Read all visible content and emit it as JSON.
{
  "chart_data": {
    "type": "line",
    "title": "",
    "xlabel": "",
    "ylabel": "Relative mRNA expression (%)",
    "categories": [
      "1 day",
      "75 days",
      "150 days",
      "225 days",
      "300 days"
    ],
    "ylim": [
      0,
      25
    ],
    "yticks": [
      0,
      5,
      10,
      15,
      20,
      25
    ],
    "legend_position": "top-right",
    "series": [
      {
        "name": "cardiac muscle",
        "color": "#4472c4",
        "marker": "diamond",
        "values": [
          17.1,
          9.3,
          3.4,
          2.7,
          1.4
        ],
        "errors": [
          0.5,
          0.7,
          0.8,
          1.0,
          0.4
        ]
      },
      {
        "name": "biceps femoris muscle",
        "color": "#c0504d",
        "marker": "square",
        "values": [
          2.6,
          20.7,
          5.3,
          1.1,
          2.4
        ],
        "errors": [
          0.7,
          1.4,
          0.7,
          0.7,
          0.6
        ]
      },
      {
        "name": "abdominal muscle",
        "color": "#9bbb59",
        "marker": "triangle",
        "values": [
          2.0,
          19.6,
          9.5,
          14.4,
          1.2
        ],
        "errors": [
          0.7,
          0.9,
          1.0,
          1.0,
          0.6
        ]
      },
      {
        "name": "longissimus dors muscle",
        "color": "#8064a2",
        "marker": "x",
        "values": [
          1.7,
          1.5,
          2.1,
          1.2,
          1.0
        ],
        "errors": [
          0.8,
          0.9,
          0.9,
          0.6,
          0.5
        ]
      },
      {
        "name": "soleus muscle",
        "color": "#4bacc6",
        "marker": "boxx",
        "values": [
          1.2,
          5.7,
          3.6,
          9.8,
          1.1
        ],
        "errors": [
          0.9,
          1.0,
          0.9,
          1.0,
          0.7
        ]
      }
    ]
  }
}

··········

● **Task description**: Reproduce the material above. Do not change a word.

● **Response to the task**:
Read all visible content and emit it as JSON.
{
  "chart_data": {
    "type": "line",
    "title": "",
    "xlabel": "",
    "ylabel": "Relative mRNA expression (%)",
    "categories": [
      "1 day",
      "75 days",
      "150 days",
      "225 days",
      "300 days"
    ],
    "ylim": [
      0,
      25
    ],
    "yticks": [
      0,
      5,
      10,
      15,
      20,
      25
    ],
    "legend_position": "top-right",
    "series": [
      {
        "name": "cardiac muscle",
        "color": "#4472c4",
        "marker": "diamond",
        "values": [
          17.1,
          9.3,
          3.4,
          2.7,
          1.4
        ],
        "errors": [
          0.5,
          0.7,
          0.8,
          1.0,
          0.4
        ]
      },
      {
        "name": "biceps femoris muscle",
        "color": "#c0504d",
        "marker": "square",
        "values": [
          2.6,
          20.7,
          5.3,
          1.1,
          2.4
        ],
        "errors": [
          0.7,
          1.4,
          0.7,
          0.7,
          0.6
        ]
      },
      {
        "name": "abdominal muscle",
        "color": "#9bbb59",
        "marker": "triangle",
        "values": [
          2.0,
          19.6,
          9.5,
          14.4,
          1.2
        ],
        "errors": [
          0.7,
          0.9,
          1.0,
          1.0,
          0.6
        ]
      },
      {
        "name": "longissimus dors muscle",
        "color": "#8064a2",
        "marker": "x",
        "values": [
          1.7,
          1.5,
          2.1,
          1.2,
          1.0
        ],
        "errors": [
          0.8,
          0.9,
          0.9,
          0.6,
          0.5
        ]
      },
      {
        "name": "soleus muscle",
        "color": "#4bacc6",
        "marker": "boxx",
        "values": [
          1.2,
          5.7,
          3.6,
          9.8,
          1.1
        ],
        "errors": [
          0.9,
          1.0,
          0.9,
          1.0,
          0.7
        ]
      }
    ]
  }
}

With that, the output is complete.